* [STATED PROBLEM]
Return all lines that include the string "Virtual".

※

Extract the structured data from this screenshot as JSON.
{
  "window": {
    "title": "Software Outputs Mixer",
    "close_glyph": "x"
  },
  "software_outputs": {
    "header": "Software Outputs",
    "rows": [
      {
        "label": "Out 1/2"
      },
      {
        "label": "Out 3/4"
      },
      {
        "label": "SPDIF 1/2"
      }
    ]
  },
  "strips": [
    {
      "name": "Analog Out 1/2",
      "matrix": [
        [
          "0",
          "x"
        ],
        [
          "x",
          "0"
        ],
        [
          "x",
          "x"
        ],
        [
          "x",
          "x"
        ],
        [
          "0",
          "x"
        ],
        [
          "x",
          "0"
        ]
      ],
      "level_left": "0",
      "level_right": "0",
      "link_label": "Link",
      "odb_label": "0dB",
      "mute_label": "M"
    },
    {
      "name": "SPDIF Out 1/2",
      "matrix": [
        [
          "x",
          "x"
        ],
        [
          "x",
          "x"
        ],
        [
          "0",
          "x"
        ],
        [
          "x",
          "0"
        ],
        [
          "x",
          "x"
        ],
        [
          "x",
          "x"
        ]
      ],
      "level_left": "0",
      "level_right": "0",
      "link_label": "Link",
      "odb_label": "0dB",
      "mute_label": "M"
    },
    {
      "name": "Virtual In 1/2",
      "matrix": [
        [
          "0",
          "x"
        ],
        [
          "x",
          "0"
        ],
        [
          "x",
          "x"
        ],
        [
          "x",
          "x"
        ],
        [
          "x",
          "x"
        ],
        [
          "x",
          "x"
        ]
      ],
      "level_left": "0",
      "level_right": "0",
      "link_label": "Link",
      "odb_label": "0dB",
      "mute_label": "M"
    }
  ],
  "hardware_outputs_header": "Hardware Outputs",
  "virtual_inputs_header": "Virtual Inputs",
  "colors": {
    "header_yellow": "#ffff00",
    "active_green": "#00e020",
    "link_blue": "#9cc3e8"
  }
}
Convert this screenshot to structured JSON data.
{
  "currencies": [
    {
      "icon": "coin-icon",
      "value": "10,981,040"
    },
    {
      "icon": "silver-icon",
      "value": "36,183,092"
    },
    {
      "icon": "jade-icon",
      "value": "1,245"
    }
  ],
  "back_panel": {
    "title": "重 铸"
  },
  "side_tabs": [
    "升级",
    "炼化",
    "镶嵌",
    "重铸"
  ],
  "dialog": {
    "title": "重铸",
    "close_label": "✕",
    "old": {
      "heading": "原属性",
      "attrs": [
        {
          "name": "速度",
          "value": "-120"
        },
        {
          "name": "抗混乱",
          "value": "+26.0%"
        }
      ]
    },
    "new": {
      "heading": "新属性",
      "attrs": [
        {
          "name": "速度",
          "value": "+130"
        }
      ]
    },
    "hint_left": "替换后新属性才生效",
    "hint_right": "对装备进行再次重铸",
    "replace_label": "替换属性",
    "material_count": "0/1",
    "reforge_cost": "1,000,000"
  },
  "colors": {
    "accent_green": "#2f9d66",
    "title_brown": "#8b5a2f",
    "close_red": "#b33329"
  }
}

※

* [SOLUTION FOR THIS TASK]
      "name": "Virtual In 1/2",
  "virtual_inputs_header": "Virtual Inputs",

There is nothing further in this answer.